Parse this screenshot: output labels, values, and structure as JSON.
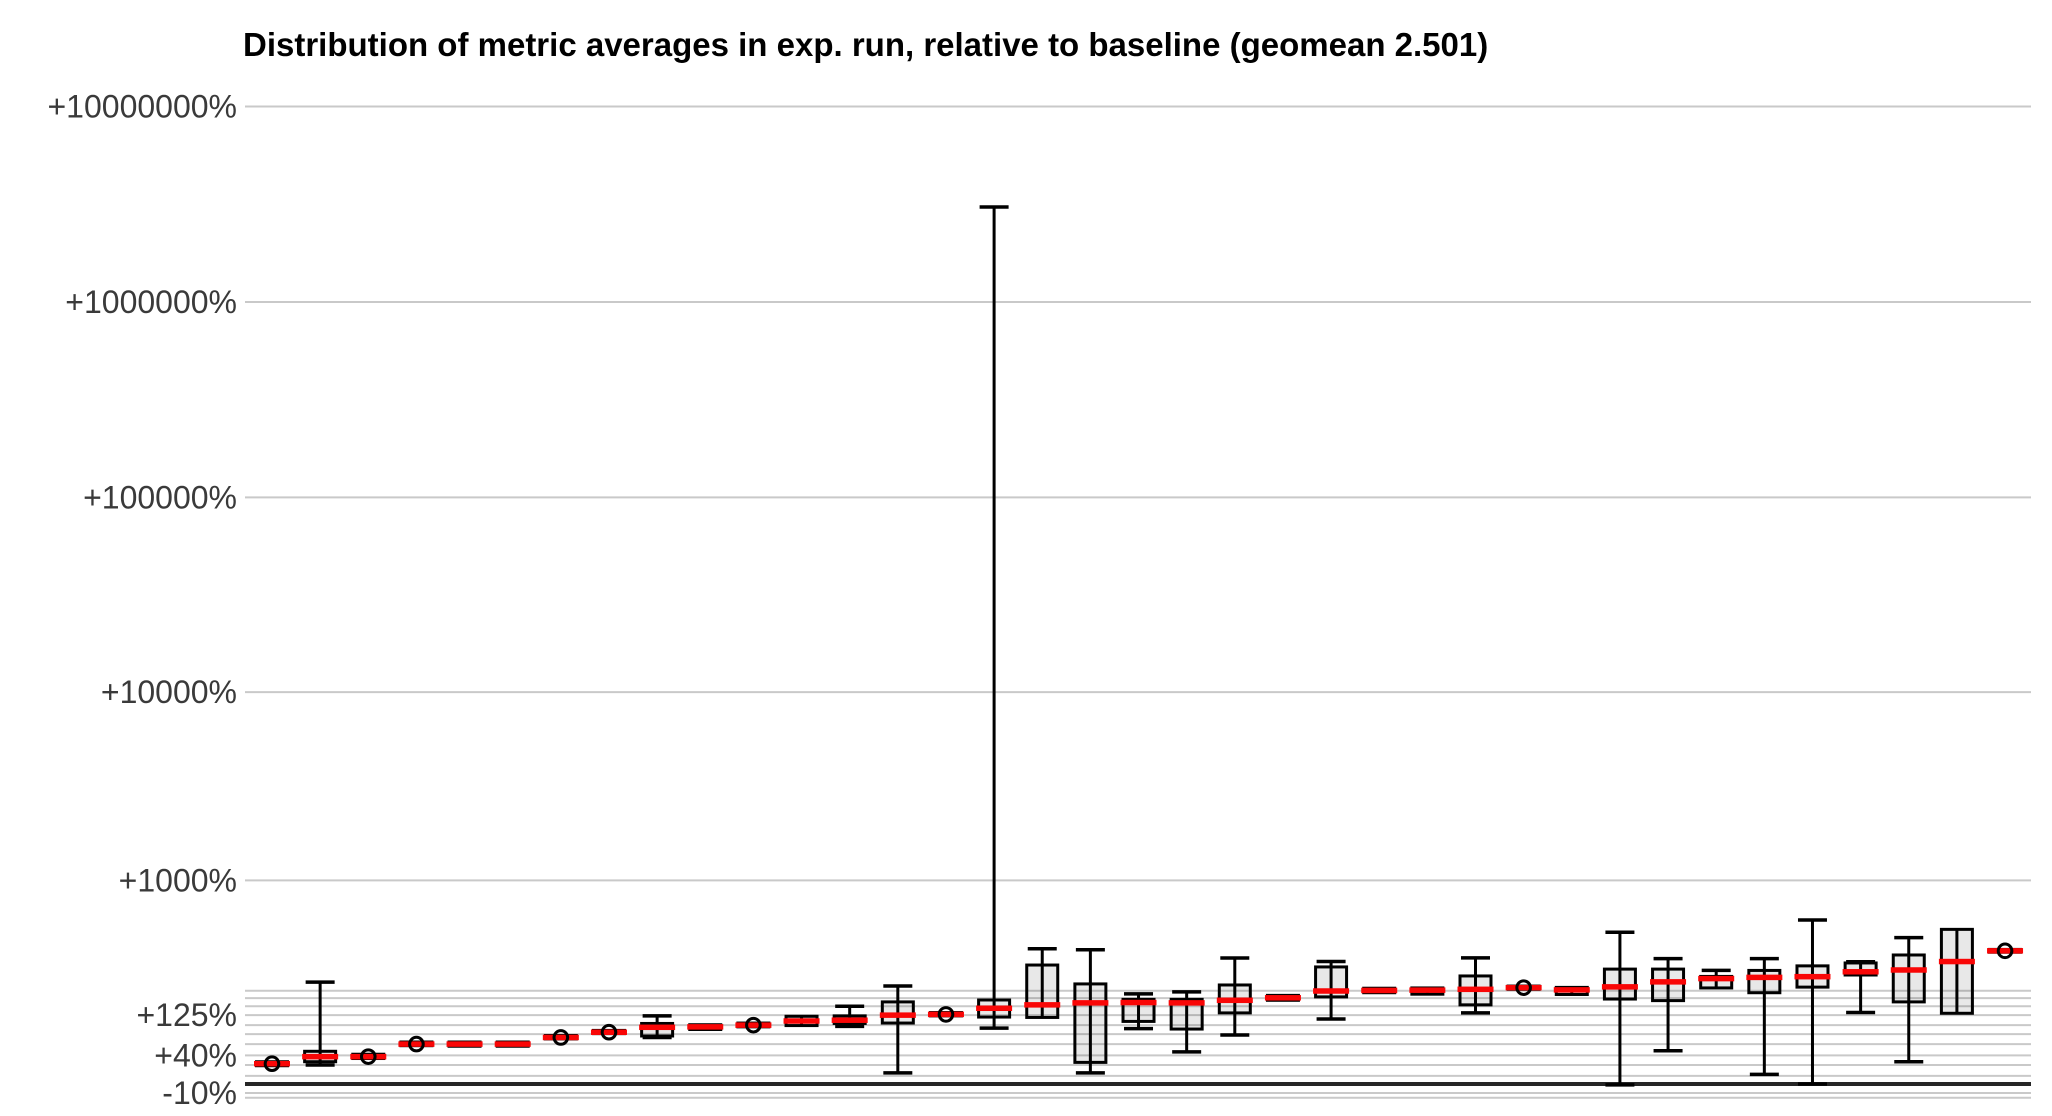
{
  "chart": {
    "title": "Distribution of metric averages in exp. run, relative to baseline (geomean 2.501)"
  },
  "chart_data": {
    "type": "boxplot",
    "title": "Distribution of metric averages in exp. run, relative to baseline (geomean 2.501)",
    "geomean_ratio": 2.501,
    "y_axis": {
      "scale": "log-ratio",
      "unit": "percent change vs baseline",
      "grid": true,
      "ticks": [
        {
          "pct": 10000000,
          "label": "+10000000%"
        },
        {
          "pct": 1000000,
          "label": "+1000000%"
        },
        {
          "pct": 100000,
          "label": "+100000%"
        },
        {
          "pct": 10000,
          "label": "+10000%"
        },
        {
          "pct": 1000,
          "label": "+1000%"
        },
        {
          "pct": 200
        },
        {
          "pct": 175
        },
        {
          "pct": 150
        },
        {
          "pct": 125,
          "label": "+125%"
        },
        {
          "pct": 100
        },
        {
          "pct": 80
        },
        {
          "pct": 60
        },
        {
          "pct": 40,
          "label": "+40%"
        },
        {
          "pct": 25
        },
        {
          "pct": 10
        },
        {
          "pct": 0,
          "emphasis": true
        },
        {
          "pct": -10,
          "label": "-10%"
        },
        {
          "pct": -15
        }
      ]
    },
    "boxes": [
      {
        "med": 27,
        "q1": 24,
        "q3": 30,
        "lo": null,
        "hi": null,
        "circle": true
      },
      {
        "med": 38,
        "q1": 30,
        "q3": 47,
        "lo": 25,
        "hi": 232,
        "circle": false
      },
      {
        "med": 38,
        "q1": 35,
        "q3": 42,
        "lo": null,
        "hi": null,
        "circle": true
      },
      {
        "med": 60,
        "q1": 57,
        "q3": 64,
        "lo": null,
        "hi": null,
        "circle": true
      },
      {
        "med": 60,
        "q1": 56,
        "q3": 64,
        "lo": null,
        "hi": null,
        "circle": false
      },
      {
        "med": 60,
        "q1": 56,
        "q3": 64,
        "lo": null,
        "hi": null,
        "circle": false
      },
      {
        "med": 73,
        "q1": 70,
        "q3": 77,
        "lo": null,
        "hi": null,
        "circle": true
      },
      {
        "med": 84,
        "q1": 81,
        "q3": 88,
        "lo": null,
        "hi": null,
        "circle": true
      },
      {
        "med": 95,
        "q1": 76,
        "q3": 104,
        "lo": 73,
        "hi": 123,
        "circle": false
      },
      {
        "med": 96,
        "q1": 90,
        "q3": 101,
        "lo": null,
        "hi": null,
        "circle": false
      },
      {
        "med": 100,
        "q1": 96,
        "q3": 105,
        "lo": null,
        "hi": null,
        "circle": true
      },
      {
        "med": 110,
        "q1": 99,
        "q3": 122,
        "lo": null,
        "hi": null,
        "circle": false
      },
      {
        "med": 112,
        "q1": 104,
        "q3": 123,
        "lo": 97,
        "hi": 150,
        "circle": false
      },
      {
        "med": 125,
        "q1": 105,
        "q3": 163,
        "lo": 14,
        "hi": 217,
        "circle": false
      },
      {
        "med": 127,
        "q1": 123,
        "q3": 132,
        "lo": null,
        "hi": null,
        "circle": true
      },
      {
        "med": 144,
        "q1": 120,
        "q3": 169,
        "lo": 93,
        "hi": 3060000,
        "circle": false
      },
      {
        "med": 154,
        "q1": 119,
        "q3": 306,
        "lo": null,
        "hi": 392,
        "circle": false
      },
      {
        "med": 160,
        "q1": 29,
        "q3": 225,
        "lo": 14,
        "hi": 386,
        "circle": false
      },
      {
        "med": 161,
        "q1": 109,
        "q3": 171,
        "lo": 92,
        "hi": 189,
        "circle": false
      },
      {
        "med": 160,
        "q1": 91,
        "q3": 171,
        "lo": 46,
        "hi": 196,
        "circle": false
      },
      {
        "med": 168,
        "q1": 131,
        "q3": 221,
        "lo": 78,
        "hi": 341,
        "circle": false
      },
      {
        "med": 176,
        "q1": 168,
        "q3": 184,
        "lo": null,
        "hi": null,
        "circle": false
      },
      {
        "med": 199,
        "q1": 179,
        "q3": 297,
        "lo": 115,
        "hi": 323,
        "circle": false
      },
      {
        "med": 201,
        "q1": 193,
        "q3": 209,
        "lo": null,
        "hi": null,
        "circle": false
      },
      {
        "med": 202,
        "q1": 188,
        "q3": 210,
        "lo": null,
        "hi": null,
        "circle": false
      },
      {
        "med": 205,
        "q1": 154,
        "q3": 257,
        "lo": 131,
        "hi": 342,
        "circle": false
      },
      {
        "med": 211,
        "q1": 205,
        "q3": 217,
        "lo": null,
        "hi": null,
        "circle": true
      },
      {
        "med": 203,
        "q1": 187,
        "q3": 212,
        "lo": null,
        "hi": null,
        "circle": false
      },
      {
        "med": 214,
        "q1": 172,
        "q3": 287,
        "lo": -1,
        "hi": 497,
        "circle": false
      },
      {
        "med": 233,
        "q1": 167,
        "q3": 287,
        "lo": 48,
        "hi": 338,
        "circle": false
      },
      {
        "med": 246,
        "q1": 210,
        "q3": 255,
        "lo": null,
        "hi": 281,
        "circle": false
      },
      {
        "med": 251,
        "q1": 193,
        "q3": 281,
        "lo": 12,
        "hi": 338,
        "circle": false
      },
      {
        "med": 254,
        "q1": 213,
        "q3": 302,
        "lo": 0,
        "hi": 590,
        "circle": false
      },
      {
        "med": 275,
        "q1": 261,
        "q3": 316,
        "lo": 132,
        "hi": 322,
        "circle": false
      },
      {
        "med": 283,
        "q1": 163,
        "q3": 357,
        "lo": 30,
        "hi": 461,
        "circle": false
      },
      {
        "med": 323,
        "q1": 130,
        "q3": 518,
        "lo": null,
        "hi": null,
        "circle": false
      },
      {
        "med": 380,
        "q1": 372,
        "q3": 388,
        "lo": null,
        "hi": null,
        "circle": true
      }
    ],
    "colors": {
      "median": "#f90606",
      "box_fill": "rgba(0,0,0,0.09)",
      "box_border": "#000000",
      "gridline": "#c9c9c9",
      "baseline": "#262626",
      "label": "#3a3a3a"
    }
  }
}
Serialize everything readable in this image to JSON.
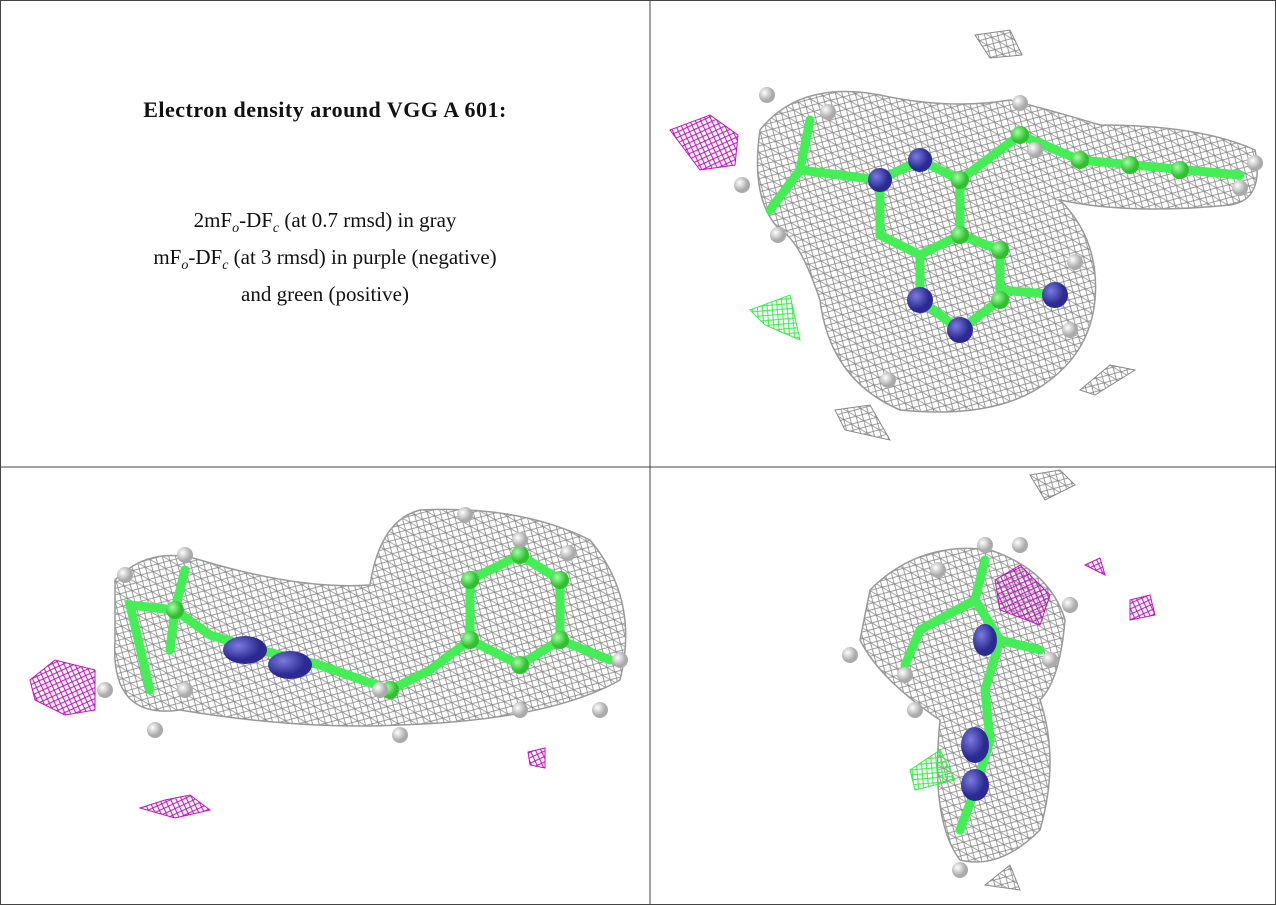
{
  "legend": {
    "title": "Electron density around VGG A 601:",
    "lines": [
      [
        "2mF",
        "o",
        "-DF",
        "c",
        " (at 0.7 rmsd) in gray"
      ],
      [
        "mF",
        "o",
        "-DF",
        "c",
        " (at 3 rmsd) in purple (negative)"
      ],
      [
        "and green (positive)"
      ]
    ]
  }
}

= = = =

→ **Objective**
Each entry shown above must be quoted exactly, with its pictures left out.

→ **Exercise response**
Parse this screenshot: output labels, values, and structure as JSON.
{
  "chart": {
    "title": "Distribution of metric averages in exp. run, relative to baseline (geomean 2.501)"
  },
  "chart_data": {
    "type": "boxplot",
    "title": "Distribution of metric averages in exp. run, relative to baseline (geomean 2.501)",
    "geomean_ratio": 2.501,
    "y_axis": {
      "scale": "log-ratio",
      "unit": "percent change vs baseline",
      "grid": true,
      "ticks": [
        {
          "pct": 10000000,
          "label": "+10000000%"
        },
        {
          "pct": 1000000,
          "label": "+1000000%"
        },
        {
          "pct": 100000,
          "label": "+100000%"
        },
        {
          "pct": 10000,
          "label": "+10000%"
        },
        {
          "pct": 1000,
          "label": "+1000%"
        },
        {
          "pct": 200
        },
        {
          "pct": 175
        },
        {
          "pct": 150
        },
        {
          "pct": 125,
          "label": "+125%"
        },
        {
          "pct": 100
        },
        {
          "pct": 80
        },
        {
          "pct": 60
        },
        {
          "pct": 40,
          "label": "+40%"
        },
        {
          "pct": 25
        },
        {
          "pct": 10
        },
        {
          "pct": 0,
          "emphasis": true
        },
        {
          "pct": -10,
          "label": "-10%"
        },
        {
          "pct": -15
        }
      ]
    },
    "boxes": [
      {
        "med": 27,
        "q1": 24,
        "q3": 30,
        "lo": null,
        "hi": null,
        "circle": true
      },
      {
        "med": 38,
        "q1": 30,
        "q3": 47,
        "lo": 25,
        "hi": 232,
        "circle": false
      },
      {
        "med": 38,
        "q1": 35,
        "q3": 42,
        "lo": null,
        "hi": null,
        "circle": true
      },
      {
        "med": 60,
        "q1": 57,
        "q3": 64,
        "lo": null,
        "hi": null,
        "circle": true
      },
      {
        "med": 60,
        "q1": 56,
        "q3": 64,
        "lo": null,
        "hi": null,
        "circle": false
      },
      {
        "med": 60,
        "q1": 56,
        "q3": 64,
        "lo": null,
        "hi": null,
        "circle": false
      },
      {
        "med": 73,
        "q1": 70,
        "q3": 77,
        "lo": null,
        "hi": null,
        "circle": true
      },
      {
        "med": 84,
        "q1": 81,
        "q3": 88,
        "lo": null,
        "hi": null,
        "circle": true
      },
      {
        "med": 95,
        "q1": 76,
        "q3": 104,
        "lo": 73,
        "hi": 123,
        "circle": false
      },
      {
        "med": 96,
        "q1": 90,
        "q3": 101,
        "lo": null,
        "hi": null,
        "circle": false
      },
      {
        "med": 100,
        "q1": 96,
        "q3": 105,
        "lo": null,
        "hi": null,
        "circle": true
      },
      {
        "med": 110,
        "q1": 99,
        "q3": 122,
        "lo": null,
        "hi": null,
        "circle": false
      },
      {
        "med": 112,
        "q1": 104,
        "q3": 123,
        "lo": 97,
        "hi": 150,
        "circle": false
      },
      {
        "med": 125,
        "q1": 105,
        "q3": 163,
        "lo": 14,
        "hi": 217,
        "circle": false
      },
      {
        "med": 127,
        "q1": 123,
        "q3": 132,
        "lo": null,
        "hi": null,
        "circle": true
      },
      {
        "med": 144,
        "q1": 120,
        "q3": 169,
        "lo": 93,
        "hi": 3060000,
        "circle": false
      },
      {
        "med": 154,
        "q1": 119,
        "q3": 306,
        "lo": null,
        "hi": 392,
        "circle": false
      },
      {
        "med": 160,
        "q1": 29,
        "q3": 225,
        "lo": 14,
        "hi": 386,
        "circle": false
      },
      {
        "med": 161,
        "q1": 109,
        "q3": 171,
        "lo": 92,
        "hi": 189,
        "circle": false
      },
      {
        "med": 160,
        "q1": 91,
        "q3": 171,
        "lo": 46,
        "hi": 196,
        "circle": false
      },
      {
        "med": 168,
        "q1": 131,
        "q3": 221,
        "lo": 78,
        "hi": 341,
        "circle": false
      },
      {
        "med": 176,
        "q1": 168,
        "q3": 184,
        "lo": null,
        "hi": null,
        "circle": false
      },
      {
        "med": 199,
        "q1": 179,
        "q3": 297,
        "lo": 115,
        "hi": 323,
        "circle": false
      },
      {
        "med": 201,
        "q1": 193,
        "q3": 209,
        "lo": null,
        "hi": null,
        "circle": false
      },
      {
        "med": 202,
        "q1": 188,
        "q3": 210,
        "lo": null,
        "hi": null,
        "circle": false
      },
      {
        "med": 205,
        "q1": 154,
        "q3": 257,
        "lo": 131,
        "hi": 342,
        "circle": false
      },
      {
        "med": 211,
        "q1": 205,
        "q3": 217,
        "lo": null,
        "hi": null,
        "circle": true
      },
      {
        "med": 203,
        "q1": 187,
        "q3": 212,
        "lo": null,
        "hi": null,
        "circle": false
      },
      {
        "med": 214,
        "q1": 172,
        "q3": 287,
        "lo": -1,
        "hi": 497,
        "circle": false
      },
      {
        "med": 233,
        "q1": 167,
        "q3": 287,
        "lo": 48,
        "hi": 338,
        "circle": false
      },
      {
        "med": 246,
        "q1": 210,
        "q3": 255,
        "lo": null,
        "hi": 281,
        "circle": false
      },
      {
        "med": 251,
        "q1": 193,
        "q3": 281,
        "lo": 12,
        "hi": 338,
        "circle": false
      },
      {
        "med": 254,
        "q1": 213,
        "q3": 302,
        "lo": 0,
        "hi": 590,
        "circle": false
      },
      {
        "med": 275,
        "q1": 261,
        "q3": 316,
        "lo": 132,
        "hi": 322,
        "circle": false
      },
      {
        "med": 283,
        "q1": 163,
        "q3": 357,
        "lo": 30,
        "hi": 461,
        "circle": false
      },
      {
        "med": 323,
        "q1": 130,
        "q3": 518,
        "lo": null,
        "hi": null,
        "circle": false
      },
      {
        "med": 380,
        "q1": 372,
        "q3": 388,
        "lo": null,
        "hi": null,
        "circle": true
      }
    ],
    "colors": {
      "median": "#f90606",
      "box_fill": "rgba(0,0,0,0.09)",
      "box_border": "#000000",
      "gridline": "#c9c9c9",
      "baseline": "#262626",
      "label": "#3a3a3a"
    }
  }
}
Serialize everything readable in this image to JSON.
{
  "legend": {
    "title": "Electron density around VGG A 601:",
    "lines": [
      [
        "2mF",
        "o",
        "-DF",
        "c",
        " (at 0.7 rmsd) in gray"
      ],
      [
        "mF",
        "o",
        "-DF",
        "c",
        " (at 3 rmsd) in purple (negative)"
      ],
      [
        "and green (positive)"
      ]
    ]
  }
}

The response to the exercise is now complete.